***** Texto de estudio *****

COMENTARIO
El evangelista, poco más adelante (4,2), aclara que no era Jesús mismo quien bautizaba, sino sus discípulos. Aquel rito no era todavía el Bautismo cristiano, pues éste sólo comienza después de la resurrección de Cristo (cfr 7,39; 16,7; Mt 28,19). «Ainón» (v. 23) en arameo significa «fuentes». Salim estaba situada al noreste de Samaría, al sur de la ciudad de Escitópolis o Bet-San, cerca de la margen occidental del Jordán, a unos 20 km al sur del lago de Genesaret.
En este nuevo testimonio, el Bautista afirma una vez más la superioridad de Jesús sobre él. El «amigo del esposo» (v. 29) se refiere al que, según la costumbre de los esponsales judíos, solía acompañar al novio en los primeros momentos de su matrimonio y participaba de forma especial en los festejos y alegría de las nupcias. No obstante, como aclara el Bautista, había una gran diferencia entre él y el esposo, verdadero protagonista del feliz acontecimiento.

*****

- _Tarea 1_:
Según el comentario, ¿qué significa «Ainón» en arameo?
- _Tarea 2_:
Reproduce literalmente el pasaje del comentario que comienza en las palabras «En este nuevo» y termina después de «del feliz acontecimiento.».

***** Datos de origen *****

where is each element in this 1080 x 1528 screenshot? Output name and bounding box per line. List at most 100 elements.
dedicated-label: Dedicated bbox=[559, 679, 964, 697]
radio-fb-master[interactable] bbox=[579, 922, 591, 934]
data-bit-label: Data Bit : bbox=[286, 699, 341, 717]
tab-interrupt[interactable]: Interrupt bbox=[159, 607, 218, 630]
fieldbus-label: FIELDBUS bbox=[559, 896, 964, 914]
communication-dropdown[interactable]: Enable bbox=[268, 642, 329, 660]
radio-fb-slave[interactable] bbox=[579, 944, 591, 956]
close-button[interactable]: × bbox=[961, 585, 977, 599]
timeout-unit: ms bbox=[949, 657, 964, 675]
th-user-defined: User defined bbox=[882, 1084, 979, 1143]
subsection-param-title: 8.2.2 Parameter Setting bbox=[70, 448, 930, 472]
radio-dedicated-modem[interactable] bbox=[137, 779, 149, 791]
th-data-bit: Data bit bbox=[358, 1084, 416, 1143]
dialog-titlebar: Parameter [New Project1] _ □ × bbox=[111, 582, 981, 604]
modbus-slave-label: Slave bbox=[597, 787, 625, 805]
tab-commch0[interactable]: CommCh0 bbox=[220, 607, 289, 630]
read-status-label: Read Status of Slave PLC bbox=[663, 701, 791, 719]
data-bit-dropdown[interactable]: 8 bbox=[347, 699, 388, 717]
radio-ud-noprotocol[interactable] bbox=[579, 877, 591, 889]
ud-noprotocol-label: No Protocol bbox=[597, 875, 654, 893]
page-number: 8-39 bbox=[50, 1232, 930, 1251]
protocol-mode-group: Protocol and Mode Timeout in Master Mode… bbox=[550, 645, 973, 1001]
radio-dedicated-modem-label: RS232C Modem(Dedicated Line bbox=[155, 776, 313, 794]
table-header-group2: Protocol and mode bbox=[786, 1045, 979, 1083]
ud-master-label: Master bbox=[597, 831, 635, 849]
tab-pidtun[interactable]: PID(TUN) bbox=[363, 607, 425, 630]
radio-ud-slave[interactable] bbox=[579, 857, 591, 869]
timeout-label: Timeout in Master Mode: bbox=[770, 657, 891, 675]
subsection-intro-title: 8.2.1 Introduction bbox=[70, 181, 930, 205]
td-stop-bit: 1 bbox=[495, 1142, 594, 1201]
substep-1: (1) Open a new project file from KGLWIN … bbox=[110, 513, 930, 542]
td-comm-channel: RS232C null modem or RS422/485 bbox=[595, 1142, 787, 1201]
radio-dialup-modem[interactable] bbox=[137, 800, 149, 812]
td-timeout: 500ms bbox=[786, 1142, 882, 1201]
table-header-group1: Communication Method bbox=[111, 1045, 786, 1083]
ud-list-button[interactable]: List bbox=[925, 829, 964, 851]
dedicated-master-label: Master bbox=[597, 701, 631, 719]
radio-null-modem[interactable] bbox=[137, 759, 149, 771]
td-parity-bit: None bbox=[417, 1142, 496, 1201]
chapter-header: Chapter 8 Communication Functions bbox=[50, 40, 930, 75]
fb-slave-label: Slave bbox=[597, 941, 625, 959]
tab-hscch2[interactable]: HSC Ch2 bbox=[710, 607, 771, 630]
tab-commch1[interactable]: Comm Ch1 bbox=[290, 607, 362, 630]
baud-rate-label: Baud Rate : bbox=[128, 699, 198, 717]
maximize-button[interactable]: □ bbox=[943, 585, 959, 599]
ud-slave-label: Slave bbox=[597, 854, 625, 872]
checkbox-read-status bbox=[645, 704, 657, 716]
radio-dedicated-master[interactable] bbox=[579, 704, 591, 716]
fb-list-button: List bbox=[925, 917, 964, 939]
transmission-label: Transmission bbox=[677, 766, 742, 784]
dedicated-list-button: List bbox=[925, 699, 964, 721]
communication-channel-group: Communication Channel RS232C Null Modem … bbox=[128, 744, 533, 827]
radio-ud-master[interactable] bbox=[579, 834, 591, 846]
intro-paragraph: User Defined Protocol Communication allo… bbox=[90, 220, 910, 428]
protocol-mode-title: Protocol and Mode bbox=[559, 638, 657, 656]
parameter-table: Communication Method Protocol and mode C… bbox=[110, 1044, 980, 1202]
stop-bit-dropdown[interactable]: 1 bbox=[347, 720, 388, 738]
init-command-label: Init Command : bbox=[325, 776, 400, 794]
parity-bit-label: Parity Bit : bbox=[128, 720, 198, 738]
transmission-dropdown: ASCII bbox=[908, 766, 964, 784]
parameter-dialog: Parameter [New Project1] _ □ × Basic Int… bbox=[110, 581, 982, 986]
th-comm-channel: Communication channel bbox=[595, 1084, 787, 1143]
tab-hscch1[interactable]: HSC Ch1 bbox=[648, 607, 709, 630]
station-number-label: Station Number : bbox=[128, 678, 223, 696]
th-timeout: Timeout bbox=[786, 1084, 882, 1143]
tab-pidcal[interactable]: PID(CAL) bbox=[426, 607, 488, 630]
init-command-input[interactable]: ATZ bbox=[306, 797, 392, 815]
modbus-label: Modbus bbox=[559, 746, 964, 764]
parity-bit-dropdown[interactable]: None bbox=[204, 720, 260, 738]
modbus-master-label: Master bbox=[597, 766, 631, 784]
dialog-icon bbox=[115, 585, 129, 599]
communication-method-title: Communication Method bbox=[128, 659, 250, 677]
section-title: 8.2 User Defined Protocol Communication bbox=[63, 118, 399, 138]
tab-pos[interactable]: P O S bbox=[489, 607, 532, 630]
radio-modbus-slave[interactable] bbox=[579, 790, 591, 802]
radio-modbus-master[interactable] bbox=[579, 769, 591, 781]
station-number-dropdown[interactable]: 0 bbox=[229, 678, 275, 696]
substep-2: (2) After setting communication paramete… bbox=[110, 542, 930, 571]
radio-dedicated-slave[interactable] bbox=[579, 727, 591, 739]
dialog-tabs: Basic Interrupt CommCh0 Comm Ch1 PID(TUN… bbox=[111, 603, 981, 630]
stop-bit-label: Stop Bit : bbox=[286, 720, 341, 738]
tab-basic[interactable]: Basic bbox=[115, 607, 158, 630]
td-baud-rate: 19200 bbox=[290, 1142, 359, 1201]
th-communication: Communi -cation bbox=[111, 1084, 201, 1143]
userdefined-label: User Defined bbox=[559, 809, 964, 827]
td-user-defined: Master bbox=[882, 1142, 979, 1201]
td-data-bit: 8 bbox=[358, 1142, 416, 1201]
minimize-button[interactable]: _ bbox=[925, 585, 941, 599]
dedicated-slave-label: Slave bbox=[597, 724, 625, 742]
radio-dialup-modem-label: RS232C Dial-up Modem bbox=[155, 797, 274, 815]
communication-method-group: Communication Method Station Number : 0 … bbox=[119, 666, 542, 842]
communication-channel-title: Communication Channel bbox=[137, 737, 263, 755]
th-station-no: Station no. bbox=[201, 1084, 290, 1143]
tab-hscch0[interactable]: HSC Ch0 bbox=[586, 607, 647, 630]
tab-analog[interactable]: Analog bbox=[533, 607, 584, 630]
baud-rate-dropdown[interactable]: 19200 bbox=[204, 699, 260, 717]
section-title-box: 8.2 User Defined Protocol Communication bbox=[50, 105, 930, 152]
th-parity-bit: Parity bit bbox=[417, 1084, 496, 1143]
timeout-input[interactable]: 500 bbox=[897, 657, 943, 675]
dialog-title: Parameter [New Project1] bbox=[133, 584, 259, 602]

*****

- _Respuesta 1_:
Significa «fuentes».

- _Respuesta 2_:
En este nuevo testimonio, el Bautista afirma una vez más la superioridad de Jesús sobre él. El «amigo del esposo» (v. 29) se refiere al que, según la costumbre de los esponsales judíos, solía acompañar al novio en los primeros momentos de su matrimonio y participaba de forma especial en los festejos y alegría de las nupcias. No obstante, como aclara el Bautista, había una gran diferencia entre él y el esposo, verdadero protagonista del feliz acontecimiento.